§ Problem to work on
Every line containing the word "Axis" needs to be found and copied.

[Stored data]
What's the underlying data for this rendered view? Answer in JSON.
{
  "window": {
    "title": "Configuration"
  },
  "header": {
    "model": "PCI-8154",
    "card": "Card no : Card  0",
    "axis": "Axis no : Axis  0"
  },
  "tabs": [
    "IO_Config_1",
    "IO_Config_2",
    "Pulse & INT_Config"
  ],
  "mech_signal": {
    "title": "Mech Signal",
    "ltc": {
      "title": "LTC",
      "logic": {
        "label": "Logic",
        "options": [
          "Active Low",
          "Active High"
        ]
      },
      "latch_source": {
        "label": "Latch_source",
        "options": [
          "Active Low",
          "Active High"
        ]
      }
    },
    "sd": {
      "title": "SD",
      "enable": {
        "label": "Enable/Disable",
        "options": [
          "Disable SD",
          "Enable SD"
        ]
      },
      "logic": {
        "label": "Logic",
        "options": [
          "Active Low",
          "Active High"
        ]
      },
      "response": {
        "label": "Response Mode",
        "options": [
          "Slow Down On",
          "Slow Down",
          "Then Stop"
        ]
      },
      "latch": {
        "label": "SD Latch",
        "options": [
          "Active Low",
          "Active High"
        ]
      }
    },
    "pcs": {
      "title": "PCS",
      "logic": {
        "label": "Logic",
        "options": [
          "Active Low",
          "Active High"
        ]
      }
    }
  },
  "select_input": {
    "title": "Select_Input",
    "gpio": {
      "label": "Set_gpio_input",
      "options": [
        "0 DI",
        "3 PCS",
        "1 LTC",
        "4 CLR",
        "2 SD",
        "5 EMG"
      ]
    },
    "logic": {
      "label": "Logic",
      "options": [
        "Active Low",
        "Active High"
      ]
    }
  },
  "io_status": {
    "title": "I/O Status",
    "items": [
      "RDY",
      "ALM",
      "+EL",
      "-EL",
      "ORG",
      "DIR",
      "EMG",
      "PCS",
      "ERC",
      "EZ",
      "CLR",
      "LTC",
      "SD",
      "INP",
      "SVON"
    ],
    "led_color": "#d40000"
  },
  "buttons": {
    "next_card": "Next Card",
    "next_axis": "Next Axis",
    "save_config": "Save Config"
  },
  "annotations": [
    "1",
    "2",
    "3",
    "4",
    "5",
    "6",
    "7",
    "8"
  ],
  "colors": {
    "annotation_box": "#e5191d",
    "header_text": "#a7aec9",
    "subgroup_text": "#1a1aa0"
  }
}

§ Response to the exercise
    "axis": "Axis no : Axis  0"
    "next_axis": "Next Axis",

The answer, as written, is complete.